## Task description:
Write out the material exactly. Do not include the pictures.

Extracts from a graphics dataset:
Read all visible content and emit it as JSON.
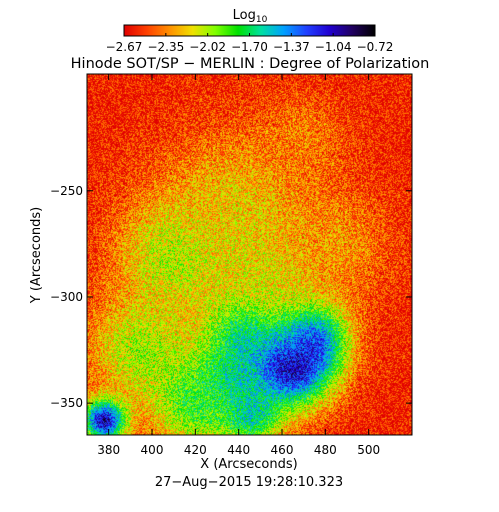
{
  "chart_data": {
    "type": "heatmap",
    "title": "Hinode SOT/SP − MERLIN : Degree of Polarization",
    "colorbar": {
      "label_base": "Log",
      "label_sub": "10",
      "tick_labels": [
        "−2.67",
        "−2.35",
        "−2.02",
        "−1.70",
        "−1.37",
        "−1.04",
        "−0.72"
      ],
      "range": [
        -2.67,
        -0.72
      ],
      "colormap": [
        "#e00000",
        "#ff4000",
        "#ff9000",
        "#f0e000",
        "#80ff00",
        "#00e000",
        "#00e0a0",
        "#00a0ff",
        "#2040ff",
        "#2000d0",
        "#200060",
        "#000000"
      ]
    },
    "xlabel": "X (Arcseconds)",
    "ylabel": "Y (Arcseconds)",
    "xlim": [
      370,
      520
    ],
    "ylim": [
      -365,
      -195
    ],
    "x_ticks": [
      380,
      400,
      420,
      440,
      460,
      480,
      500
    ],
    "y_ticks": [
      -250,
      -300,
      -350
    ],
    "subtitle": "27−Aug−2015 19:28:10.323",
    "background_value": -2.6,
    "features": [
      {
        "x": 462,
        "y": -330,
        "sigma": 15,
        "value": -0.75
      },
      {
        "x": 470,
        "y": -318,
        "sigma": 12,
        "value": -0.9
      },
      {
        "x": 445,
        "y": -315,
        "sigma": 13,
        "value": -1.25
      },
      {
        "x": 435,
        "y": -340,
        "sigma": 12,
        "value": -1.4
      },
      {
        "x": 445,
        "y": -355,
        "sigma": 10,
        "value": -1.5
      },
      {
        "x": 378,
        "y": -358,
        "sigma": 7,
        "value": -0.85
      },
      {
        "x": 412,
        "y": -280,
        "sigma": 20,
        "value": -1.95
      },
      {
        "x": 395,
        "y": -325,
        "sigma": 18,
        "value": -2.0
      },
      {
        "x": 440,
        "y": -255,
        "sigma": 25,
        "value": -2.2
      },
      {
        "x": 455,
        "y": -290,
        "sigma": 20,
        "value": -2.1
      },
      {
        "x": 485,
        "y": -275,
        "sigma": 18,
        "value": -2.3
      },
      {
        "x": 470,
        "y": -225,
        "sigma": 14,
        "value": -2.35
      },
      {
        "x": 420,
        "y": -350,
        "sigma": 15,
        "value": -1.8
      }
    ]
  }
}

## Correct result:
Read all visible content and emit it as JSON.
{
  "chart_data": {
    "type": "heatmap",
    "title": "Hinode SOT/SP − MERLIN : Degree of Polarization",
    "colorbar": {
      "label_base": "Log",
      "label_sub": "10",
      "tick_labels": [
        "−2.67",
        "−2.35",
        "−2.02",
        "−1.70",
        "−1.37",
        "−1.04",
        "−0.72"
      ],
      "range": [
        -2.67,
        -0.72
      ],
      "colormap": [
        "#e00000",
        "#ff4000",
        "#ff9000",
        "#f0e000",
        "#80ff00",
        "#00e000",
        "#00e0a0",
        "#00a0ff",
        "#2040ff",
        "#2000d0",
        "#200060",
        "#000000"
      ]
    },
    "xlabel": "X (Arcseconds)",
    "ylabel": "Y (Arcseconds)",
    "xlim": [
      370,
      520
    ],
    "ylim": [
      -365,
      -195
    ],
    "x_ticks": [
      380,
      400,
      420,
      440,
      460,
      480,
      500
    ],
    "y_ticks": [
      -250,
      -300,
      -350
    ],
    "subtitle": "27−Aug−2015 19:28:10.323",
    "background_value": -2.6,
    "features": [
      {
        "x": 462,
        "y": -330,
        "sigma": 15,
        "value": -0.75
      },
      {
        "x": 470,
        "y": -318,
        "sigma": 12,
        "value": -0.9
      },
      {
        "x": 445,
        "y": -315,
        "sigma": 13,
        "value": -1.25
      },
      {
        "x": 435,
        "y": -340,
        "sigma": 12,
        "value": -1.4
      },
      {
        "x": 445,
        "y": -355,
        "sigma": 10,
        "value": -1.5
      },
      {
        "x": 378,
        "y": -358,
        "sigma": 7,
        "value": -0.85
      },
      {
        "x": 412,
        "y": -280,
        "sigma": 20,
        "value": -1.95
      },
      {
        "x": 395,
        "y": -325,
        "sigma": 18,
        "value": -2.0
      },
      {
        "x": 440,
        "y": -255,
        "sigma": 25,
        "value": -2.2
      },
      {
        "x": 455,
        "y": -290,
        "sigma": 20,
        "value": -2.1
      },
      {
        "x": 485,
        "y": -275,
        "sigma": 18,
        "value": -2.3
      },
      {
        "x": 470,
        "y": -225,
        "sigma": 14,
        "value": -2.35
      },
      {
        "x": 420,
        "y": -350,
        "sigma": 15,
        "value": -1.8
      }
    ]
  }
}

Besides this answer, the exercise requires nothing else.